Pick out the lines below that include the string "vars".

— START OF EXERCISE INPUT —

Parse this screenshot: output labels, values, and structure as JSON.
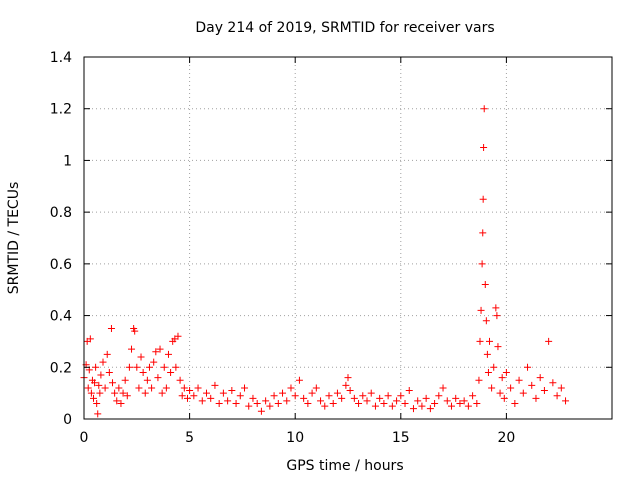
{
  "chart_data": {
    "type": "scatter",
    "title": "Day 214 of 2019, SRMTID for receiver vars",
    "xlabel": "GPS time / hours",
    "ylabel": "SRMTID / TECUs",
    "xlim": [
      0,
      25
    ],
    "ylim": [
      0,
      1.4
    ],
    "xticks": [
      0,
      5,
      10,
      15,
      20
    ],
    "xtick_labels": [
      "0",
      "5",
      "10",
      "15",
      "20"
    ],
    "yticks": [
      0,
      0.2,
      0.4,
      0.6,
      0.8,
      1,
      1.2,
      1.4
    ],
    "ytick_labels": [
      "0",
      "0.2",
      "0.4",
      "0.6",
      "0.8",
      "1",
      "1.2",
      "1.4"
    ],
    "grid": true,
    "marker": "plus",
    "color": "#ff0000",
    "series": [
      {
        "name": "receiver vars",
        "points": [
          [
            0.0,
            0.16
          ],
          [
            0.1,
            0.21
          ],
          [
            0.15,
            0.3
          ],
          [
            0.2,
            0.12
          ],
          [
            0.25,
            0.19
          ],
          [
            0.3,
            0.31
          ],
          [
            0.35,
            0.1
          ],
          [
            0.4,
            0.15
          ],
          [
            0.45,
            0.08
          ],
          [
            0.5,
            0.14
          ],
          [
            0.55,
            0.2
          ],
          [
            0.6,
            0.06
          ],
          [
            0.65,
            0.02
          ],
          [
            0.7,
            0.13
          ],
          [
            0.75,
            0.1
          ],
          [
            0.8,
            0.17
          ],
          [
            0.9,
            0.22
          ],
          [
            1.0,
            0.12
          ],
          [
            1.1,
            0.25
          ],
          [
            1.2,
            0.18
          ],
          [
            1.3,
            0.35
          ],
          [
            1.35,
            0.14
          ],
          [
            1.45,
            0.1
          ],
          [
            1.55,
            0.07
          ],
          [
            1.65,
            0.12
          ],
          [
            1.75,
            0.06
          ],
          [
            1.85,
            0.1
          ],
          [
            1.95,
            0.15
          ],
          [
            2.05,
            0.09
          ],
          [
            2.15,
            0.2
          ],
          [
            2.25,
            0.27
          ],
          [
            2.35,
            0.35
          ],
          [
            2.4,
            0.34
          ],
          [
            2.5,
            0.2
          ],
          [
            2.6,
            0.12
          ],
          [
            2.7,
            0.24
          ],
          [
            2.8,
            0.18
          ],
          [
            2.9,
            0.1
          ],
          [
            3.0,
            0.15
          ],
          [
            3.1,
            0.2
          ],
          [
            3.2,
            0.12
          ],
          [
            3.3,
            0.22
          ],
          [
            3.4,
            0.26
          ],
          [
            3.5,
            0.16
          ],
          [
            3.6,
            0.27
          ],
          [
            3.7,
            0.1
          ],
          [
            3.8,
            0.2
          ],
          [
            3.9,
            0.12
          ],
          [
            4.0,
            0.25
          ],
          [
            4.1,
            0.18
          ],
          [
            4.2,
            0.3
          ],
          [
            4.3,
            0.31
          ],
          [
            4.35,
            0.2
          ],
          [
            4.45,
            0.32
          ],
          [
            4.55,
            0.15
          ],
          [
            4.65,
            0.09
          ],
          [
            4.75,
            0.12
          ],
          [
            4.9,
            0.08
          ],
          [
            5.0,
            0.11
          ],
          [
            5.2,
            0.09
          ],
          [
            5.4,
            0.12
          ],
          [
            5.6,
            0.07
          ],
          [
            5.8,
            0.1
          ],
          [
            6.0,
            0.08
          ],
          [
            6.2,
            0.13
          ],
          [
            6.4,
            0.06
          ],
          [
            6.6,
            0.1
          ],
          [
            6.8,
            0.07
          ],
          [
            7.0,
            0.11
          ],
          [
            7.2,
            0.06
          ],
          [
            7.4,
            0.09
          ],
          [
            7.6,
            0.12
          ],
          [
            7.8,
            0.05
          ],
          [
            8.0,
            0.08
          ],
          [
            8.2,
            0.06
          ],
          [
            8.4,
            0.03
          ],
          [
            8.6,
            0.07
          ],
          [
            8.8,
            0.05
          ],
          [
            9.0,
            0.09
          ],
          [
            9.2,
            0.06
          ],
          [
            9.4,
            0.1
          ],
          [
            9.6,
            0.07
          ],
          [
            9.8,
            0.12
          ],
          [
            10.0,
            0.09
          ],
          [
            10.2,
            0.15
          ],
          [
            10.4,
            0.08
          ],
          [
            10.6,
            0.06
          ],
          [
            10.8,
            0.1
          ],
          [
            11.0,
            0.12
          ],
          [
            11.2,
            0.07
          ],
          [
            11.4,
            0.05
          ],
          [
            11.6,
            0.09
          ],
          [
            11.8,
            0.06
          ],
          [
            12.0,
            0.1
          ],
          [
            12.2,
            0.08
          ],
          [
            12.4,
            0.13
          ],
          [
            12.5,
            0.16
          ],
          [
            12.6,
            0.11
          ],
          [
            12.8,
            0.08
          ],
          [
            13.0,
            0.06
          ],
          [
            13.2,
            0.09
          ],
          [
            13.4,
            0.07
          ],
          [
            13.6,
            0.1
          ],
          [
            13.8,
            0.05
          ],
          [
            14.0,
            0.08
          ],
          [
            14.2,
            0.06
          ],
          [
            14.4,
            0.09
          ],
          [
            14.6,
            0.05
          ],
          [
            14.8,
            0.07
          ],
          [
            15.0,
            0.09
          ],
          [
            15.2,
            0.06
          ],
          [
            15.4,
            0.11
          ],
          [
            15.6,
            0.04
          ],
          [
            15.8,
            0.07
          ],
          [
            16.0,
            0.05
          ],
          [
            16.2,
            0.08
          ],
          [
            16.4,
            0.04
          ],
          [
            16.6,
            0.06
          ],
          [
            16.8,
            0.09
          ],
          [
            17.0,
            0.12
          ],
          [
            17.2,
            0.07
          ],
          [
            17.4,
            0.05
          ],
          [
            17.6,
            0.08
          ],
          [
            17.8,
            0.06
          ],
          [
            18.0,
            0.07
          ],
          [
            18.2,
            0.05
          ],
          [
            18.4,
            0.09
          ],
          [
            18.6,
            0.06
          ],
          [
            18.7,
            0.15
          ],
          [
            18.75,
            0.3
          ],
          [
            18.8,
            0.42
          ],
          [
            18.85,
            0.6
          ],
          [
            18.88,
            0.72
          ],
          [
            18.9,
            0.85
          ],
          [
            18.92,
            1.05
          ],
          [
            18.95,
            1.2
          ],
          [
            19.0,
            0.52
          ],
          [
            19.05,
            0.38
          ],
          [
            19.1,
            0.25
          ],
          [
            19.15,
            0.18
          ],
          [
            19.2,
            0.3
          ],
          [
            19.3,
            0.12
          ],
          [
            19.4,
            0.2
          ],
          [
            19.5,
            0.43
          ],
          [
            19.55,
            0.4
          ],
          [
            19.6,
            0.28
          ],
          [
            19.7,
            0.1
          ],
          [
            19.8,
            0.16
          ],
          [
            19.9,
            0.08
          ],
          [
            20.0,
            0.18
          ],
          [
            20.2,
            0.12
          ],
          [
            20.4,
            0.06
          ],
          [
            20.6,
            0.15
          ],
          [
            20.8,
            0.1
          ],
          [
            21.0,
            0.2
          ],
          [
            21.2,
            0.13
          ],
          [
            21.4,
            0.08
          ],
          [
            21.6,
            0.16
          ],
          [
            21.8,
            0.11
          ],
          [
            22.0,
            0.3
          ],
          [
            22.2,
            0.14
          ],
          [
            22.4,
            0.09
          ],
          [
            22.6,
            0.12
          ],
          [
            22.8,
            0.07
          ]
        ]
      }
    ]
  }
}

— END OF EXERCISE INPUT —

**SOLUTION**
    "title": "Day 214 of 2019, SRMTID for receiver vars",
        "name": "receiver vars",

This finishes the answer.